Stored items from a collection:
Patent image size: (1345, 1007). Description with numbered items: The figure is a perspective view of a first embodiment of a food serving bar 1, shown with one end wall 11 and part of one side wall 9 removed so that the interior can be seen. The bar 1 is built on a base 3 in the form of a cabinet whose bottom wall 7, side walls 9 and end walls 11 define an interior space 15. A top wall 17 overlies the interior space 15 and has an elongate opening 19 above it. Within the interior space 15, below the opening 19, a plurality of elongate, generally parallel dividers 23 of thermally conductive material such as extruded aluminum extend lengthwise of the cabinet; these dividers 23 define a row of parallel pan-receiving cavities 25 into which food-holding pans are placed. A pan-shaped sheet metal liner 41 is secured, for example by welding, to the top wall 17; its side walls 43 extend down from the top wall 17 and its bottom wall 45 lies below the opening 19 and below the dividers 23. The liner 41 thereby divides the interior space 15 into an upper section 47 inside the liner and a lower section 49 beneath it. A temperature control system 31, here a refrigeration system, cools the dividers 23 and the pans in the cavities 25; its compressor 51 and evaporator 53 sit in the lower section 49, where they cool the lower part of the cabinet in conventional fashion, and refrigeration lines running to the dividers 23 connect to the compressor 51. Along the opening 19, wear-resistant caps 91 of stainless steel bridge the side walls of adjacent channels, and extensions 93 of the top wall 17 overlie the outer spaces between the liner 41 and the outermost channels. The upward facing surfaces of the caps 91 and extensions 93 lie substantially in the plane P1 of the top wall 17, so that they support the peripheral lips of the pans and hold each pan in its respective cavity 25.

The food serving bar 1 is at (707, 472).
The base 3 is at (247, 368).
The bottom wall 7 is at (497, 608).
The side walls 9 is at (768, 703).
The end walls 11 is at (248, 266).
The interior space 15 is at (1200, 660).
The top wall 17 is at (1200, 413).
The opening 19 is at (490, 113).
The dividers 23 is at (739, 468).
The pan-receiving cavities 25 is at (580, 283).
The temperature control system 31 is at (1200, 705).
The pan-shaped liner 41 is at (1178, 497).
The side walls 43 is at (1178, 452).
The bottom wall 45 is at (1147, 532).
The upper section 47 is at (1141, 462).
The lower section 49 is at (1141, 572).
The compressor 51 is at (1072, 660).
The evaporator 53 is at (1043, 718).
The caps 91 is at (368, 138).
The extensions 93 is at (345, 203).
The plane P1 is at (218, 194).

Problem: Display each line of the data above that contains the word "lower".

Task output:
Patent image size: (1345, 1007). Description with numbered items: The figure is a perspective view of a first embodiment of a food serving bar 1, shown with one end wall 11 and part of one side wall 9 removed so that the interior can be seen. The bar 1 is built on a base 3 in the form of a cabinet whose bottom wall 7, side walls 9 and end walls 11 define an interior space 15. A top wall 17 overlies the interior space 15 and has an elongate opening 19 above it. Within the interior space 15, below the opening 19, a plurality of elongate, generally parallel dividers 23 of thermally conductive material such as extruded aluminum extend lengthwise of the cabinet; these dividers 23 define a row of parallel pan-receiving cavities 25 into which food-holding pans are placed. A pan-shaped sheet metal liner 41 is secured, for example by welding, to the top wall 17; its side walls 43 extend down from the top wall 17 and its bottom wall 45 lies below the opening 19 and below the dividers 23. The liner 41 thereby divides the interior space 15 into an upper section 47 inside the liner and a lower section 49 beneath it. A temperature control system 31, here a refrigeration system, cools the dividers 23 and the pans in the cavities 25; its compressor 51 and evaporator 53 sit in the lower section 49, where they cool the lower part of the cabinet in conventional fashion, and refrigeration lines running to the dividers 23 connect to the compressor 51. Along the opening 19, wear-resistant caps 91 of stainless steel bridge the side walls of adjacent channels, and extensions 93 of the top wall 17 overlie the outer spaces between the liner 41 and the outermost channels. The upward facing surfaces of the caps 91 and extensions 93 lie substantially in the plane P1 of the top wall 17, so that they support the peripheral lips of the pans and hold each pan in its respective cavity 25.
The lower section 49 is at (1141, 572).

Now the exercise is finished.